:: Aim of the exercise ::
Word for word, repeat the entries, minus the pictures.

— Start Listing —

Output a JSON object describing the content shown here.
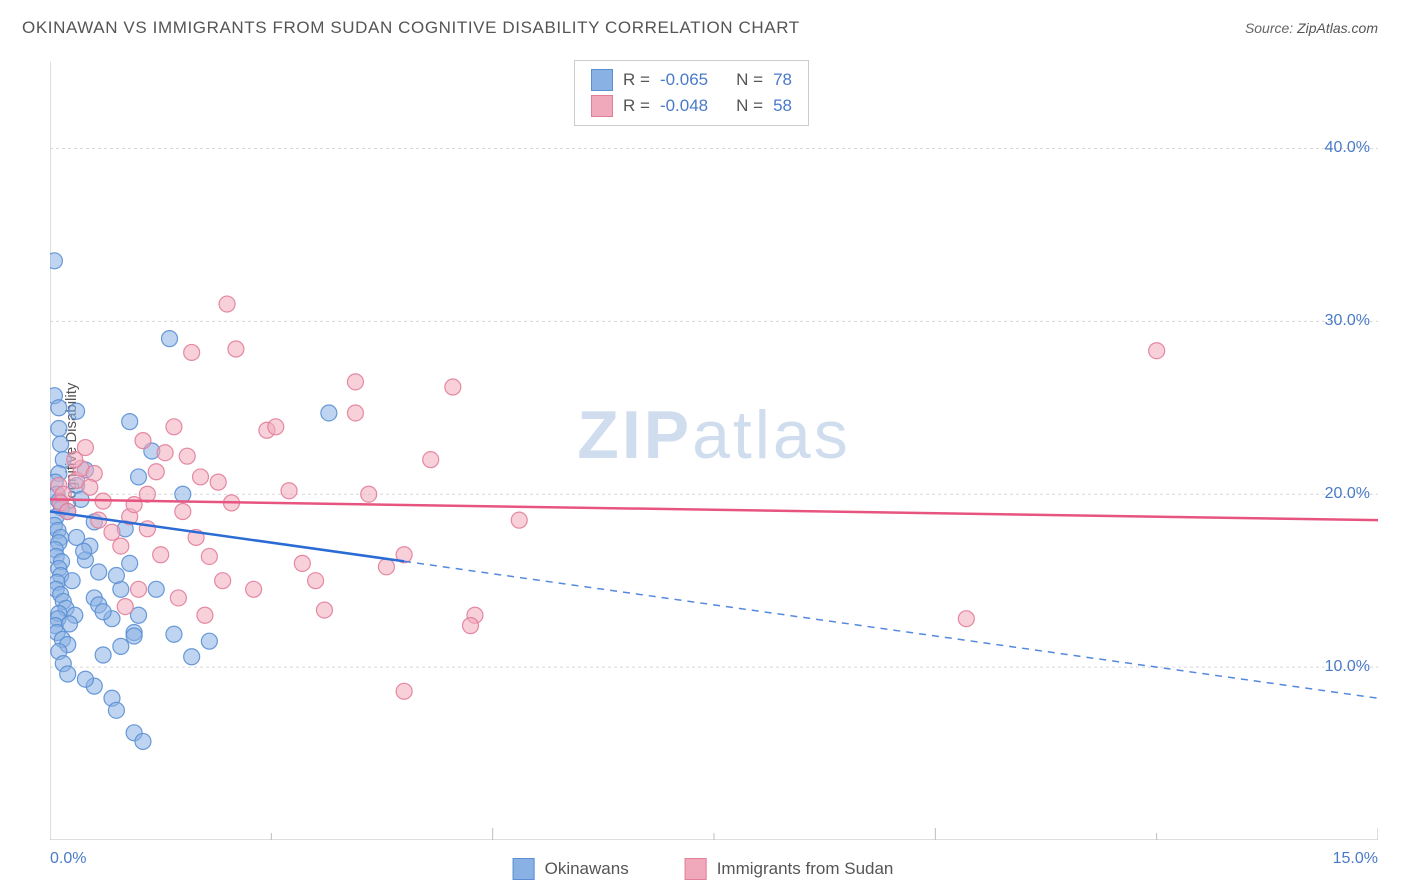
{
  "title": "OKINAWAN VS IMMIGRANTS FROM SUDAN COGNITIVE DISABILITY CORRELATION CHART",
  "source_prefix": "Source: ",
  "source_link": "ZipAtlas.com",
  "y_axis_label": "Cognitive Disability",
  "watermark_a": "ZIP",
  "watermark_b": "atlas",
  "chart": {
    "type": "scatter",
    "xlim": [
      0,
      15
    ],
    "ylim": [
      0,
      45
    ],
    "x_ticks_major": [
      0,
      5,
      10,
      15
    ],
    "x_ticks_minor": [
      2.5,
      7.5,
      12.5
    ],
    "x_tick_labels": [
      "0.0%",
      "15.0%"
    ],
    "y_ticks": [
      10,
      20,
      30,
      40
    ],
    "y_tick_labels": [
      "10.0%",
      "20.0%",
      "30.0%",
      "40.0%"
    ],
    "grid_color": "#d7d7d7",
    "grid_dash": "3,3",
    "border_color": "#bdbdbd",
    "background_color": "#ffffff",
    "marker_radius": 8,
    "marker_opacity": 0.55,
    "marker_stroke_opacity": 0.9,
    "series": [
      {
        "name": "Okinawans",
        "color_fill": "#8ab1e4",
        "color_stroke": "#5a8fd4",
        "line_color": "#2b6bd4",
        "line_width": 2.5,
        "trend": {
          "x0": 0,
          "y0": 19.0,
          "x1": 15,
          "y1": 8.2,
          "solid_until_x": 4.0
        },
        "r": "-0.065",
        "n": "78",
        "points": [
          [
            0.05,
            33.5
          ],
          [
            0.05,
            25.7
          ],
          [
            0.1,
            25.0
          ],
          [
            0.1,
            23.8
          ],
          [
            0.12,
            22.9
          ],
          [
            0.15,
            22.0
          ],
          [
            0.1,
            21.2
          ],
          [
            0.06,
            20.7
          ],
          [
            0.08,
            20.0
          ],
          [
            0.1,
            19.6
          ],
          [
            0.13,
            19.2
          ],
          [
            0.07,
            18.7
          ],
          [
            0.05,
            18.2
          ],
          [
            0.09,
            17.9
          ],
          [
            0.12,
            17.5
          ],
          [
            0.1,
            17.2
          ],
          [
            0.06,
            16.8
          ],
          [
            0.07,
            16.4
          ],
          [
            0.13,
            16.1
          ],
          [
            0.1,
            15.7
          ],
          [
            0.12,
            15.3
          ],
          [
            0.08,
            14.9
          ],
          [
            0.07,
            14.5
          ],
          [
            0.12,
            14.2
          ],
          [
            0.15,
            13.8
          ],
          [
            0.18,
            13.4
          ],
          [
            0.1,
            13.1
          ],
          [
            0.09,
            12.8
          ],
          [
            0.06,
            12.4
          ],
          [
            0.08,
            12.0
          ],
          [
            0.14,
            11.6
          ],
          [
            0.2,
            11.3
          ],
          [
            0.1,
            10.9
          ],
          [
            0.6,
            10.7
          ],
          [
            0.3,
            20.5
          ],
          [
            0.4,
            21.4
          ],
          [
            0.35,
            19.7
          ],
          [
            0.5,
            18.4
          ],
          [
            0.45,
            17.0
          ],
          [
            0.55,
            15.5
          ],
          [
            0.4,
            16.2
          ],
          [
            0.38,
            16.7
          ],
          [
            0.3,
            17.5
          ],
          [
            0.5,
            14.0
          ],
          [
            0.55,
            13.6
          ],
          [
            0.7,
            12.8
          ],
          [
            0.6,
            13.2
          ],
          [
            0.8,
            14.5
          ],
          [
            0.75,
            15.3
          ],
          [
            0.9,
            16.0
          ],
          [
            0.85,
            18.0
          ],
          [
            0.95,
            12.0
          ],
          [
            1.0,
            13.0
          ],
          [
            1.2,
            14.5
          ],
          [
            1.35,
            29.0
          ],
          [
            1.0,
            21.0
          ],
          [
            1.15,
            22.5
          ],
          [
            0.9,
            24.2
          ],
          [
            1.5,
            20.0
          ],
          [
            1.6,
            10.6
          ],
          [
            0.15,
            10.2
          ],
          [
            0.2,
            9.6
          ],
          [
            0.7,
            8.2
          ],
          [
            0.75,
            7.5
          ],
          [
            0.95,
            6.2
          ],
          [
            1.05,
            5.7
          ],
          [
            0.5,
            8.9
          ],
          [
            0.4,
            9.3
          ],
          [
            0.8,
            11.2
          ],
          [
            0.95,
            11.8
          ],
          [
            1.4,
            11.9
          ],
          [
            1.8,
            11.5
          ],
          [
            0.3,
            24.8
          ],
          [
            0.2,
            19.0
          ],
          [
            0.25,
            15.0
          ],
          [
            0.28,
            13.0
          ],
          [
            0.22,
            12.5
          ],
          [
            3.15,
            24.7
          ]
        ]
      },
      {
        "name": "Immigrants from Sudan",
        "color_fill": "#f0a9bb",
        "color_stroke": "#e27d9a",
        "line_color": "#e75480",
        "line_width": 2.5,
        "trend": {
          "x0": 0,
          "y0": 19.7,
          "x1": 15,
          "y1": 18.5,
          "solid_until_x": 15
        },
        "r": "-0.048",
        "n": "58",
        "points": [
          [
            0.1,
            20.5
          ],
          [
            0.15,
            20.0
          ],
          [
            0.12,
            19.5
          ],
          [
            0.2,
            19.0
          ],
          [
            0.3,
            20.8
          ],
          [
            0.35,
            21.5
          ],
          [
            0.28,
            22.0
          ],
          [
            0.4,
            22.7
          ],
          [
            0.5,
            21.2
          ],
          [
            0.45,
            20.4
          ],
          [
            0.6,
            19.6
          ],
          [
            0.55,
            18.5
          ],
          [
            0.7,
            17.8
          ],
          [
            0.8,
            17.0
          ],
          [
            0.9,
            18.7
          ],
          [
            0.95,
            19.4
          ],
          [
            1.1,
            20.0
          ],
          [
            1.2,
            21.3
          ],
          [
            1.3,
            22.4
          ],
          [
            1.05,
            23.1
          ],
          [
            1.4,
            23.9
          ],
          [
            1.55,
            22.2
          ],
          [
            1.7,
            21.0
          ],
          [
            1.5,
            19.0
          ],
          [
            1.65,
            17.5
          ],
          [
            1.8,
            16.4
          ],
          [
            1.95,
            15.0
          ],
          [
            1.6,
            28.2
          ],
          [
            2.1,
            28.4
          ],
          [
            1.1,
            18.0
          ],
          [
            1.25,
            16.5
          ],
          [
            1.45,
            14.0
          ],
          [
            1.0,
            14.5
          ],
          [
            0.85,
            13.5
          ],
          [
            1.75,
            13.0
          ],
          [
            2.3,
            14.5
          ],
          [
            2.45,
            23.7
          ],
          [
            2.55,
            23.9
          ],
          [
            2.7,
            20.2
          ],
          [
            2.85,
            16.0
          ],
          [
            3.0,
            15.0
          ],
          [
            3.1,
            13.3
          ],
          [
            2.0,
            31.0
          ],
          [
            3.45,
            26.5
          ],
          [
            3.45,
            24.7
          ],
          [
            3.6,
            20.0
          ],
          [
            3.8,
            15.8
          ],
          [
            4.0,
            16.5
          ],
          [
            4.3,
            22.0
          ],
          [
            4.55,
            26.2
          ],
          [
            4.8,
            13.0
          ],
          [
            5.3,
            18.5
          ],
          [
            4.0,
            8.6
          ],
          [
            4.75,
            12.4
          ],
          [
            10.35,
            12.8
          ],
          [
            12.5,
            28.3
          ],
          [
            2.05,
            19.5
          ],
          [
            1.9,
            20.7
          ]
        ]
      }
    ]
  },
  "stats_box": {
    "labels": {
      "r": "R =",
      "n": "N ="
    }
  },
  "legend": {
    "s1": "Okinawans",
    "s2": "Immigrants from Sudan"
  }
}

— End Listing —

:: Response to this exercise ::
Output a JSON object describing the content shown here.
{
  "title": "OKINAWAN VS IMMIGRANTS FROM SUDAN COGNITIVE DISABILITY CORRELATION CHART",
  "source_prefix": "Source: ",
  "source_link": "ZipAtlas.com",
  "y_axis_label": "Cognitive Disability",
  "watermark_a": "ZIP",
  "watermark_b": "atlas",
  "chart": {
    "type": "scatter",
    "xlim": [
      0,
      15
    ],
    "ylim": [
      0,
      45
    ],
    "x_ticks_major": [
      0,
      5,
      10,
      15
    ],
    "x_ticks_minor": [
      2.5,
      7.5,
      12.5
    ],
    "x_tick_labels": [
      "0.0%",
      "15.0%"
    ],
    "y_ticks": [
      10,
      20,
      30,
      40
    ],
    "y_tick_labels": [
      "10.0%",
      "20.0%",
      "30.0%",
      "40.0%"
    ],
    "grid_color": "#d7d7d7",
    "grid_dash": "3,3",
    "border_color": "#bdbdbd",
    "background_color": "#ffffff",
    "marker_radius": 8,
    "marker_opacity": 0.55,
    "marker_stroke_opacity": 0.9,
    "series": [
      {
        "name": "Okinawans",
        "color_fill": "#8ab1e4",
        "color_stroke": "#5a8fd4",
        "line_color": "#2b6bd4",
        "line_width": 2.5,
        "trend": {
          "x0": 0,
          "y0": 19.0,
          "x1": 15,
          "y1": 8.2,
          "solid_until_x": 4.0
        },
        "r": "-0.065",
        "n": "78",
        "points": [
          [
            0.05,
            33.5
          ],
          [
            0.05,
            25.7
          ],
          [
            0.1,
            25.0
          ],
          [
            0.1,
            23.8
          ],
          [
            0.12,
            22.9
          ],
          [
            0.15,
            22.0
          ],
          [
            0.1,
            21.2
          ],
          [
            0.06,
            20.7
          ],
          [
            0.08,
            20.0
          ],
          [
            0.1,
            19.6
          ],
          [
            0.13,
            19.2
          ],
          [
            0.07,
            18.7
          ],
          [
            0.05,
            18.2
          ],
          [
            0.09,
            17.9
          ],
          [
            0.12,
            17.5
          ],
          [
            0.1,
            17.2
          ],
          [
            0.06,
            16.8
          ],
          [
            0.07,
            16.4
          ],
          [
            0.13,
            16.1
          ],
          [
            0.1,
            15.7
          ],
          [
            0.12,
            15.3
          ],
          [
            0.08,
            14.9
          ],
          [
            0.07,
            14.5
          ],
          [
            0.12,
            14.2
          ],
          [
            0.15,
            13.8
          ],
          [
            0.18,
            13.4
          ],
          [
            0.1,
            13.1
          ],
          [
            0.09,
            12.8
          ],
          [
            0.06,
            12.4
          ],
          [
            0.08,
            12.0
          ],
          [
            0.14,
            11.6
          ],
          [
            0.2,
            11.3
          ],
          [
            0.1,
            10.9
          ],
          [
            0.6,
            10.7
          ],
          [
            0.3,
            20.5
          ],
          [
            0.4,
            21.4
          ],
          [
            0.35,
            19.7
          ],
          [
            0.5,
            18.4
          ],
          [
            0.45,
            17.0
          ],
          [
            0.55,
            15.5
          ],
          [
            0.4,
            16.2
          ],
          [
            0.38,
            16.7
          ],
          [
            0.3,
            17.5
          ],
          [
            0.5,
            14.0
          ],
          [
            0.55,
            13.6
          ],
          [
            0.7,
            12.8
          ],
          [
            0.6,
            13.2
          ],
          [
            0.8,
            14.5
          ],
          [
            0.75,
            15.3
          ],
          [
            0.9,
            16.0
          ],
          [
            0.85,
            18.0
          ],
          [
            0.95,
            12.0
          ],
          [
            1.0,
            13.0
          ],
          [
            1.2,
            14.5
          ],
          [
            1.35,
            29.0
          ],
          [
            1.0,
            21.0
          ],
          [
            1.15,
            22.5
          ],
          [
            0.9,
            24.2
          ],
          [
            1.5,
            20.0
          ],
          [
            1.6,
            10.6
          ],
          [
            0.15,
            10.2
          ],
          [
            0.2,
            9.6
          ],
          [
            0.7,
            8.2
          ],
          [
            0.75,
            7.5
          ],
          [
            0.95,
            6.2
          ],
          [
            1.05,
            5.7
          ],
          [
            0.5,
            8.9
          ],
          [
            0.4,
            9.3
          ],
          [
            0.8,
            11.2
          ],
          [
            0.95,
            11.8
          ],
          [
            1.4,
            11.9
          ],
          [
            1.8,
            11.5
          ],
          [
            0.3,
            24.8
          ],
          [
            0.2,
            19.0
          ],
          [
            0.25,
            15.0
          ],
          [
            0.28,
            13.0
          ],
          [
            0.22,
            12.5
          ],
          [
            3.15,
            24.7
          ]
        ]
      },
      {
        "name": "Immigrants from Sudan",
        "color_fill": "#f0a9bb",
        "color_stroke": "#e27d9a",
        "line_color": "#e75480",
        "line_width": 2.5,
        "trend": {
          "x0": 0,
          "y0": 19.7,
          "x1": 15,
          "y1": 18.5,
          "solid_until_x": 15
        },
        "r": "-0.048",
        "n": "58",
        "points": [
          [
            0.1,
            20.5
          ],
          [
            0.15,
            20.0
          ],
          [
            0.12,
            19.5
          ],
          [
            0.2,
            19.0
          ],
          [
            0.3,
            20.8
          ],
          [
            0.35,
            21.5
          ],
          [
            0.28,
            22.0
          ],
          [
            0.4,
            22.7
          ],
          [
            0.5,
            21.2
          ],
          [
            0.45,
            20.4
          ],
          [
            0.6,
            19.6
          ],
          [
            0.55,
            18.5
          ],
          [
            0.7,
            17.8
          ],
          [
            0.8,
            17.0
          ],
          [
            0.9,
            18.7
          ],
          [
            0.95,
            19.4
          ],
          [
            1.1,
            20.0
          ],
          [
            1.2,
            21.3
          ],
          [
            1.3,
            22.4
          ],
          [
            1.05,
            23.1
          ],
          [
            1.4,
            23.9
          ],
          [
            1.55,
            22.2
          ],
          [
            1.7,
            21.0
          ],
          [
            1.5,
            19.0
          ],
          [
            1.65,
            17.5
          ],
          [
            1.8,
            16.4
          ],
          [
            1.95,
            15.0
          ],
          [
            1.6,
            28.2
          ],
          [
            2.1,
            28.4
          ],
          [
            1.1,
            18.0
          ],
          [
            1.25,
            16.5
          ],
          [
            1.45,
            14.0
          ],
          [
            1.0,
            14.5
          ],
          [
            0.85,
            13.5
          ],
          [
            1.75,
            13.0
          ],
          [
            2.3,
            14.5
          ],
          [
            2.45,
            23.7
          ],
          [
            2.55,
            23.9
          ],
          [
            2.7,
            20.2
          ],
          [
            2.85,
            16.0
          ],
          [
            3.0,
            15.0
          ],
          [
            3.1,
            13.3
          ],
          [
            2.0,
            31.0
          ],
          [
            3.45,
            26.5
          ],
          [
            3.45,
            24.7
          ],
          [
            3.6,
            20.0
          ],
          [
            3.8,
            15.8
          ],
          [
            4.0,
            16.5
          ],
          [
            4.3,
            22.0
          ],
          [
            4.55,
            26.2
          ],
          [
            4.8,
            13.0
          ],
          [
            5.3,
            18.5
          ],
          [
            4.0,
            8.6
          ],
          [
            4.75,
            12.4
          ],
          [
            10.35,
            12.8
          ],
          [
            12.5,
            28.3
          ],
          [
            2.05,
            19.5
          ],
          [
            1.9,
            20.7
          ]
        ]
      }
    ]
  },
  "stats_box": {
    "labels": {
      "r": "R =",
      "n": "N ="
    }
  },
  "legend": {
    "s1": "Okinawans",
    "s2": "Immigrants from Sudan"
  }
}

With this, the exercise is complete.